(Data records)
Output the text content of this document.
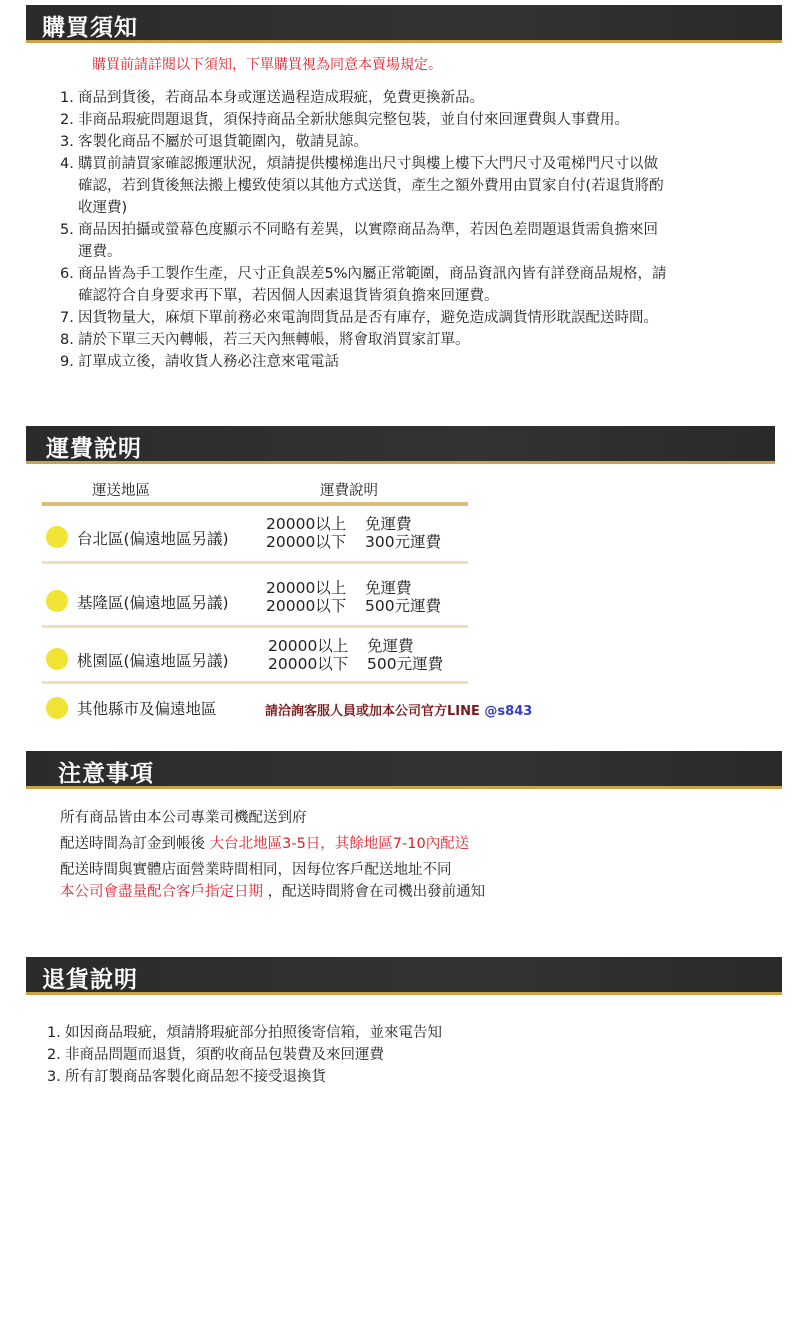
購買須知
購買前請詳閱以下須知，下單購買視為同意本賣場規定。
1. 商品到貨後，若商品本身或運送過程造成瑕疵，免費更換新品。
2. 非商品瑕疵問題退貨，須保持商品全新狀態與完整包裝，並自付來回運費與人事費用。
3. 客製化商品不屬於可退貨範圍內，敬請見諒。
4. 購買前請買家確認搬運狀況，煩請提供樓梯進出尺寸與樓上樓下大門尺寸及電梯門尺寸以做
確認，若到貨後無法搬上樓致使須以其他方式送貨，產生之額外費用由買家自付(若退貨將酌
收運費)
5. 商品因拍攝或螢幕色度顯示不同略有差異，以實際商品為準，若因色差問題退貨需負擔來回
運費。
6. 商品皆為手工製作生產，尺寸正負誤差5%內屬正常範圍，商品資訊內皆有詳登商品規格，請
確認符合自身要求再下單，若因個人因素退貨皆須負擔來回運費。
7. 因貨物量大，麻煩下單前務必來電詢問貨品是否有庫存，避免造成調貨情形耽誤配送時間。
8. 請於下單三天內轉帳，若三天內無轉帳，將會取消買家訂單。
9. 訂單成立後，請收貨人務必注意來電電話
運費說明
運送地區	運費說明
台北區(偏遠地區另議)
20000以上	免運費
20000以下	300元運費
基隆區(偏遠地區另議)
20000以上	免運費
20000以下	500元運費
桃園區(偏遠地區另議)
20000以上	免運費
20000以下	500元運費
其他縣市及偏遠地區	請洽詢客服人員或加本公司官方LINE @s843
注意事項
所有商品皆由本公司專業司機配送到府
配送時間為訂金到帳後 大台北地區3-5日，其餘地區7-10內配送
配送時間與實體店面營業時間相同，因每位客戶配送地址不同
本公司會盡量配合客戶指定日期 ，配送時間將會在司機出發前通知
退貨說明
1. 如因商品瑕疵，煩請將瑕疵部分拍照後寄信箱，並來電告知
2. 非商品問題而退貨，須酌收商品包裝費及來回運費
3. 所有訂製商品客製化商品恕不接受退換貨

> [REQUIREMENT]
Transcribe every record above exactly, leaving out the pictures.

> [TASK ANSWER]
Output the text content of this document.
購買須知
購買前請詳閱以下須知，下單購買視為同意本賣場規定。
1. 商品到貨後，若商品本身或運送過程造成瑕疵，免費更換新品。
2. 非商品瑕疵問題退貨，須保持商品全新狀態與完整包裝，並自付來回運費與人事費用。
3. 客製化商品不屬於可退貨範圍內，敬請見諒。
4. 購買前請買家確認搬運狀況，煩請提供樓梯進出尺寸與樓上樓下大門尺寸及電梯門尺寸以做
確認，若到貨後無法搬上樓致使須以其他方式送貨，產生之額外費用由買家自付(若退貨將酌
收運費)
5. 商品因拍攝或螢幕色度顯示不同略有差異，以實際商品為準，若因色差問題退貨需負擔來回
運費。
6. 商品皆為手工製作生產，尺寸正負誤差5%內屬正常範圍，商品資訊內皆有詳登商品規格，請
確認符合自身要求再下單，若因個人因素退貨皆須負擔來回運費。
7. 因貨物量大，麻煩下單前務必來電詢問貨品是否有庫存，避免造成調貨情形耽誤配送時間。
8. 請於下單三天內轉帳，若三天內無轉帳，將會取消買家訂單。
9. 訂單成立後，請收貨人務必注意來電電話
運費說明
運送地區	運費說明
台北區(偏遠地區另議)
20000以上	免運費
20000以下	300元運費
基隆區(偏遠地區另議)
20000以上	免運費
20000以下	500元運費
桃園區(偏遠地區另議)
20000以上	免運費
20000以下	500元運費
其他縣市及偏遠地區	請洽詢客服人員或加本公司官方LINE @s843
注意事項
所有商品皆由本公司專業司機配送到府
配送時間為訂金到帳後 大台北地區3-5日，其餘地區7-10內配送
配送時間與實體店面營業時間相同，因每位客戶配送地址不同
本公司會盡量配合客戶指定日期 ，配送時間將會在司機出發前通知
退貨說明
1. 如因商品瑕疵，煩請將瑕疵部分拍照後寄信箱，並來電告知
2. 非商品問題而退貨，須酌收商品包裝費及來回運費
3. 所有訂製商品客製化商品恕不接受退換貨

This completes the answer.